> Data for this task
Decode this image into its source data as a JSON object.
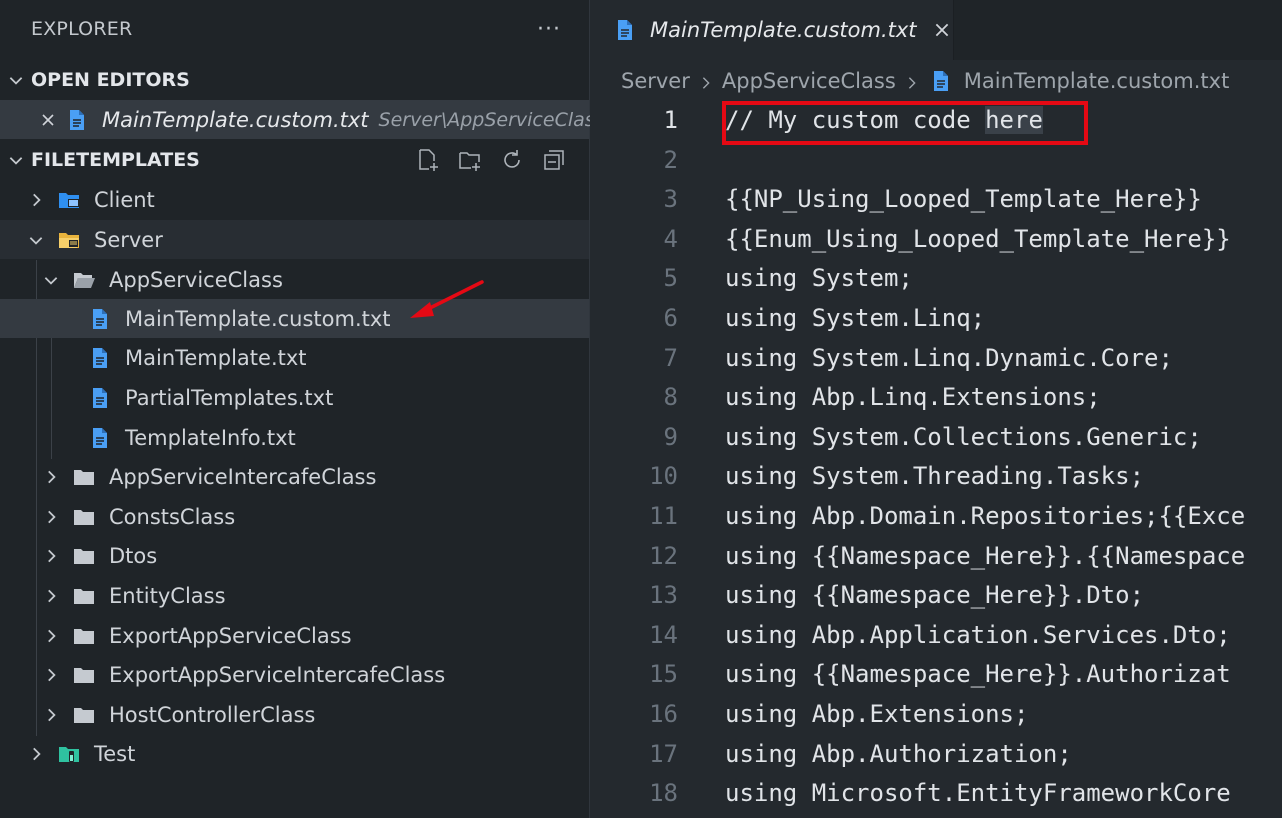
{
  "sidebar": {
    "title": "EXPLORER",
    "more_label": "···",
    "open_editors": {
      "label": "OPEN EDITORS",
      "items": [
        {
          "name": "MainTemplate.custom.txt",
          "path": "Server\\AppServiceClass"
        }
      ]
    },
    "filetemplates": {
      "label": "FILETEMPLATES",
      "tree": [
        {
          "label": "Client"
        },
        {
          "label": "Server"
        },
        {
          "label": "AppServiceClass"
        },
        {
          "label": "MainTemplate.custom.txt"
        },
        {
          "label": "MainTemplate.txt"
        },
        {
          "label": "PartialTemplates.txt"
        },
        {
          "label": "TemplateInfo.txt"
        },
        {
          "label": "AppServiceIntercafeClass"
        },
        {
          "label": "ConstsClass"
        },
        {
          "label": "Dtos"
        },
        {
          "label": "EntityClass"
        },
        {
          "label": "ExportAppServiceClass"
        },
        {
          "label": "ExportAppServiceIntercafeClass"
        },
        {
          "label": "HostControllerClass"
        },
        {
          "label": "Test"
        }
      ]
    }
  },
  "editor": {
    "tab_title": "MainTemplate.custom.txt",
    "breadcrumb": [
      "Server",
      "AppServiceClass",
      "MainTemplate.custom.txt"
    ],
    "lines": [
      {
        "n": "1",
        "text": "// My custom code ",
        "word": "here"
      },
      {
        "n": "2",
        "text": ""
      },
      {
        "n": "3",
        "text": "{{NP_Using_Looped_Template_Here}}"
      },
      {
        "n": "4",
        "text": "{{Enum_Using_Looped_Template_Here}}"
      },
      {
        "n": "5",
        "text": "using System;"
      },
      {
        "n": "6",
        "text": "using System.Linq;"
      },
      {
        "n": "7",
        "text": "using System.Linq.Dynamic.Core;"
      },
      {
        "n": "8",
        "text": "using Abp.Linq.Extensions;"
      },
      {
        "n": "9",
        "text": "using System.Collections.Generic;"
      },
      {
        "n": "10",
        "text": "using System.Threading.Tasks;"
      },
      {
        "n": "11",
        "text": "using Abp.Domain.Repositories;{{Exce"
      },
      {
        "n": "12",
        "text": "using {{Namespace_Here}}.{{Namespace"
      },
      {
        "n": "13",
        "text": "using {{Namespace_Here}}.Dto;"
      },
      {
        "n": "14",
        "text": "using Abp.Application.Services.Dto;"
      },
      {
        "n": "15",
        "text": "using {{Namespace_Here}}.Authorizat"
      },
      {
        "n": "16",
        "text": "using Abp.Extensions;"
      },
      {
        "n": "17",
        "text": "using Abp.Authorization;"
      },
      {
        "n": "18",
        "text": "using Microsoft.EntityFrameworkCore"
      }
    ]
  },
  "colors": {
    "accent_file_icon": "#4a9ff5",
    "folder_icon": "#c5cad0",
    "server_folder": "#e8b33d",
    "client_folder": "#2f8ff0",
    "test_folder": "#2fc2a0",
    "annotation_red": "#e50914"
  }
}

> Task to carry out
Using the listing above, gather each line that holds the string "System" and copy it.

> Result for this exercise
        "text": "using System;"
        "text": "using System.Linq;"
        "text": "using System.Linq.Dynamic.Core;"
        "text": "using System.Collections.Generic;"
        "text": "using System.Threading.Tasks;"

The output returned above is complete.